[Dataset rows about figures]
--- --- ---

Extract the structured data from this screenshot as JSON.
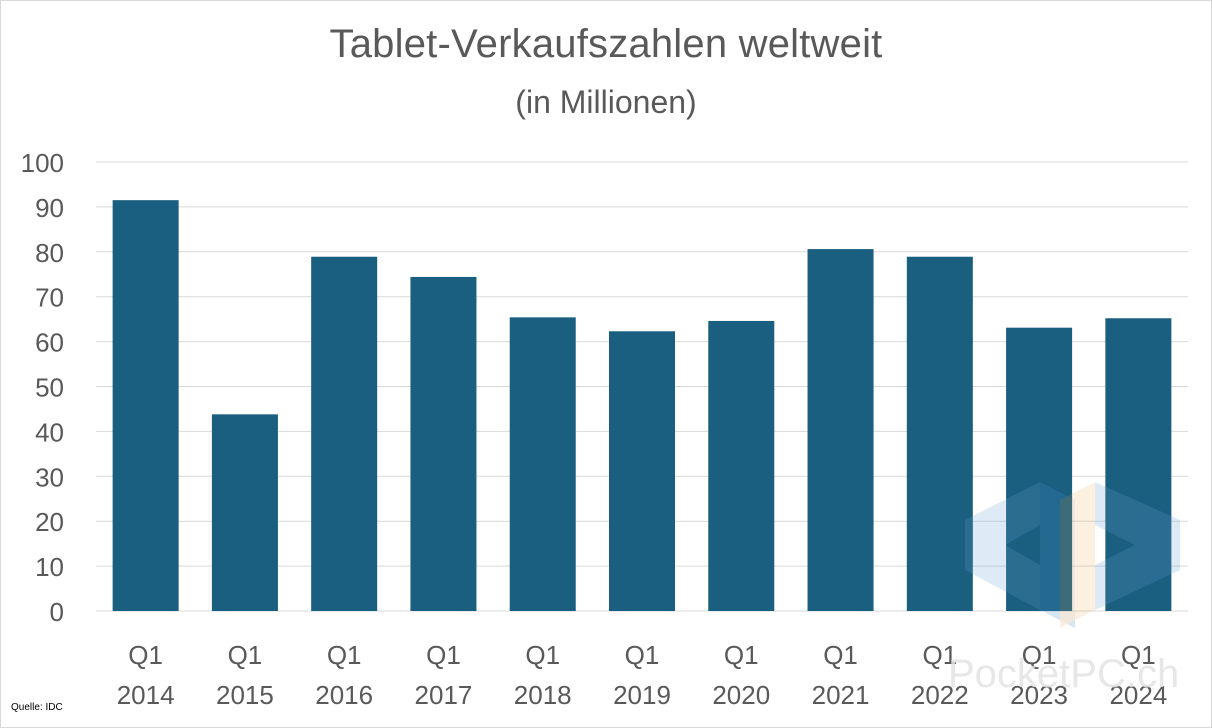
{
  "chart_data": {
    "type": "bar",
    "title": "Tablet-Verkaufszahlen weltweit",
    "subtitle": "(in Millionen)",
    "categories": [
      [
        "Q1",
        "2014"
      ],
      [
        "Q1",
        "2015"
      ],
      [
        "Q1",
        "2016"
      ],
      [
        "Q1",
        "2017"
      ],
      [
        "Q1",
        "2018"
      ],
      [
        "Q1",
        "2019"
      ],
      [
        "Q1",
        "2020"
      ],
      [
        "Q1",
        "2021"
      ],
      [
        "Q1",
        "2022"
      ],
      [
        "Q1",
        "2023"
      ],
      [
        "Q1",
        "2024"
      ]
    ],
    "values": [
      91.5,
      43.8,
      78.9,
      74.4,
      65.4,
      62.3,
      64.6,
      80.6,
      78.9,
      63.1,
      65.2
    ],
    "ylim": [
      0,
      100
    ],
    "yticks": [
      0,
      10,
      20,
      30,
      40,
      50,
      60,
      70,
      80,
      90,
      100
    ],
    "xlabel": "",
    "ylabel": "",
    "grid": true,
    "legend": "none",
    "colors": {
      "bar": "#1a5e80",
      "grid": "#d9d9d9",
      "text": "#595959"
    }
  },
  "footer": {
    "source": "Quelle: IDC",
    "watermark": "PocketPC.ch"
  }
}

--- --- ---

> _YOUR OBJECTIVE_: Copy out the records above in full, exactly as written, but not the pictures.

> _SOLVED EXERCISE_:
Extract the structured data from this screenshot as JSON.
{
  "chart_data": {
    "type": "bar",
    "title": "Tablet-Verkaufszahlen weltweit",
    "subtitle": "(in Millionen)",
    "categories": [
      [
        "Q1",
        "2014"
      ],
      [
        "Q1",
        "2015"
      ],
      [
        "Q1",
        "2016"
      ],
      [
        "Q1",
        "2017"
      ],
      [
        "Q1",
        "2018"
      ],
      [
        "Q1",
        "2019"
      ],
      [
        "Q1",
        "2020"
      ],
      [
        "Q1",
        "2021"
      ],
      [
        "Q1",
        "2022"
      ],
      [
        "Q1",
        "2023"
      ],
      [
        "Q1",
        "2024"
      ]
    ],
    "values": [
      91.5,
      43.8,
      78.9,
      74.4,
      65.4,
      62.3,
      64.6,
      80.6,
      78.9,
      63.1,
      65.2
    ],
    "ylim": [
      0,
      100
    ],
    "yticks": [
      0,
      10,
      20,
      30,
      40,
      50,
      60,
      70,
      80,
      90,
      100
    ],
    "xlabel": "",
    "ylabel": "",
    "grid": true,
    "legend": "none",
    "colors": {
      "bar": "#1a5e80",
      "grid": "#d9d9d9",
      "text": "#595959"
    }
  },
  "footer": {
    "source": "Quelle: IDC",
    "watermark": "PocketPC.ch"
  }
}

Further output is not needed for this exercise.